— start of EXERCISE INPUT —

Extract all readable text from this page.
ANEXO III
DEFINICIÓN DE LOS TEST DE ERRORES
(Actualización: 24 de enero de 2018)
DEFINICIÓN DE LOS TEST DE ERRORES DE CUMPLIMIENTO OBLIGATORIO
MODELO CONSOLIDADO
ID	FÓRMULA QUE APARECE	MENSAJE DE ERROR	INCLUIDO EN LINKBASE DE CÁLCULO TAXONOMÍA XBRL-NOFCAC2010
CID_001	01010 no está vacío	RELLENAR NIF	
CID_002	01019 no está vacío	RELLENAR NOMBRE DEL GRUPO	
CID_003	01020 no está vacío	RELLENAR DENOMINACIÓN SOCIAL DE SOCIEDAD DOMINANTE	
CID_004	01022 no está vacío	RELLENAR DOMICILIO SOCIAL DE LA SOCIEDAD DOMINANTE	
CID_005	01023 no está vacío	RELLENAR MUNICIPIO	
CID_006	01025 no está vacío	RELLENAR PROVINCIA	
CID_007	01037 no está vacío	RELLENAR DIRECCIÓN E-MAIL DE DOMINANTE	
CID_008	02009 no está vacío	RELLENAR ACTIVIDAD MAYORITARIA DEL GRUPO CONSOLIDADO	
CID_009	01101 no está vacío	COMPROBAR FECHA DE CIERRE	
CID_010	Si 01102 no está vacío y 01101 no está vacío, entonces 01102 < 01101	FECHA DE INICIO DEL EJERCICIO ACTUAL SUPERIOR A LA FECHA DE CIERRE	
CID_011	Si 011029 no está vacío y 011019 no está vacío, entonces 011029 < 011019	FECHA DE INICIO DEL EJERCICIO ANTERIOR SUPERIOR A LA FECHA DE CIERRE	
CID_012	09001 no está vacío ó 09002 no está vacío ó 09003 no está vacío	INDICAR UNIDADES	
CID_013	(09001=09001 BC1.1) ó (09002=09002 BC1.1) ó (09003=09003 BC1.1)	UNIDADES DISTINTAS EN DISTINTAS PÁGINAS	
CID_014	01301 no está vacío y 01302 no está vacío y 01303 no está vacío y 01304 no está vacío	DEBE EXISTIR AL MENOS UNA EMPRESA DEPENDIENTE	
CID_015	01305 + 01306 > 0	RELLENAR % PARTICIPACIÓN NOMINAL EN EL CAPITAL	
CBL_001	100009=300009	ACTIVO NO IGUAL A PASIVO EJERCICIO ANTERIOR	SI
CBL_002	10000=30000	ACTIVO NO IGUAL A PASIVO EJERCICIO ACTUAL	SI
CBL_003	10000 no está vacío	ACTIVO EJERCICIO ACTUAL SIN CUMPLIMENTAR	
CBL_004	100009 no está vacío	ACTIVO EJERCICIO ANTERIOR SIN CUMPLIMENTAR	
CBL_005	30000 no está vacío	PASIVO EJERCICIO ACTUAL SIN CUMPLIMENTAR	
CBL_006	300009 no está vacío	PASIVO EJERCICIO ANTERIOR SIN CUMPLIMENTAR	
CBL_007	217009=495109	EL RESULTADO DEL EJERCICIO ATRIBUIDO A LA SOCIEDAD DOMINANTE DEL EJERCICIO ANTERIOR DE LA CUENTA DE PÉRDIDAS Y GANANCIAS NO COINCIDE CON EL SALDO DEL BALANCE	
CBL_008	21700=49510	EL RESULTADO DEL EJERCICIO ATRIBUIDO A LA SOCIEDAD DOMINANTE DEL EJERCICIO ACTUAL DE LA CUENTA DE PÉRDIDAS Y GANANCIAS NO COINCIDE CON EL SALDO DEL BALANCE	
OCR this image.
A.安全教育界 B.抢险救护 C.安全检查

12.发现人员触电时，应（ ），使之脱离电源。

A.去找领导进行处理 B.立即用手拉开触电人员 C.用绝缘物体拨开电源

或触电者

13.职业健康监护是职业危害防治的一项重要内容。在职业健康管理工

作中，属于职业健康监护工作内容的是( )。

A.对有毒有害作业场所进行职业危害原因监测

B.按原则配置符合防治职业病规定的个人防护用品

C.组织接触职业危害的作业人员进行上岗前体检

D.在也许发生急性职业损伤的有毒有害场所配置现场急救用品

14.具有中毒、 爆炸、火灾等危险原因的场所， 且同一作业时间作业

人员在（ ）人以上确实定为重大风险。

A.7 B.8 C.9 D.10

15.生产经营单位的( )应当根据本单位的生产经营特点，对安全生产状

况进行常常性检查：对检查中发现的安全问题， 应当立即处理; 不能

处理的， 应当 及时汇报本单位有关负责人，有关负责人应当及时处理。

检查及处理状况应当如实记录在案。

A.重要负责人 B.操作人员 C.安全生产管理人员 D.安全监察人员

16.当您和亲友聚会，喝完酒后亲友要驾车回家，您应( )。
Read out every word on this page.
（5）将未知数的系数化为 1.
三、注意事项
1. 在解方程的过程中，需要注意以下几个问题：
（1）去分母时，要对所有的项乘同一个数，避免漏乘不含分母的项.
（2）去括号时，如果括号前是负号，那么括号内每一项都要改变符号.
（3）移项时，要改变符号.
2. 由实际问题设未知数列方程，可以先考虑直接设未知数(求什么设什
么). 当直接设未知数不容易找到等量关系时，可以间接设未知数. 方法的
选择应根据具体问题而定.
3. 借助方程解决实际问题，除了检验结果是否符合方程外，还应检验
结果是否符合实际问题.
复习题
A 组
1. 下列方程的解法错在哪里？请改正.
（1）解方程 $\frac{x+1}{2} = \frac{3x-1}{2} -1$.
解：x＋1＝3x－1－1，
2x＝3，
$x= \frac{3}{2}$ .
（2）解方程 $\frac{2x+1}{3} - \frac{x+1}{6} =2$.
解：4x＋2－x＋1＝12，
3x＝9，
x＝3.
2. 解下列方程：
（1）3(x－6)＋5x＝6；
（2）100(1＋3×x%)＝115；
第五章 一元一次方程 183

— end of EXERCISE INPUT —

Using the records above, please retype only the run of lines from the line holding "Read out every word on this page." through the last line, both ends included.

- [OUTPUT OF THE TASK]
Read out every word on this page.
（5）将未知数的系数化为 1.
三、注意事项
1. 在解方程的过程中，需要注意以下几个问题：
（1）去分母时，要对所有的项乘同一个数，避免漏乘不含分母的项.
（2）去括号时，如果括号前是负号，那么括号内每一项都要改变符号.
（3）移项时，要改变符号.
2. 由实际问题设未知数列方程，可以先考虑直接设未知数(求什么设什
么). 当直接设未知数不容易找到等量关系时，可以间接设未知数. 方法的
选择应根据具体问题而定.
3. 借助方程解决实际问题，除了检验结果是否符合方程外，还应检验
结果是否符合实际问题.
复习题
A 组
1. 下列方程的解法错在哪里？请改正.
（1）解方程 $\frac{x+1}{2} = \frac{3x-1}{2} -1$.
解：x＋1＝3x－1－1，
2x＝3，
$x= \frac{3}{2}$ .
（2）解方程 $\frac{2x+1}{3} - \frac{x+1}{6} =2$.
解：4x＋2－x＋1＝12，
3x＝9，
x＝3.
2. 解下列方程：
（1）3(x－6)＋5x＝6；
（2）100(1＋3×x%)＝115；
第五章 一元一次方程 183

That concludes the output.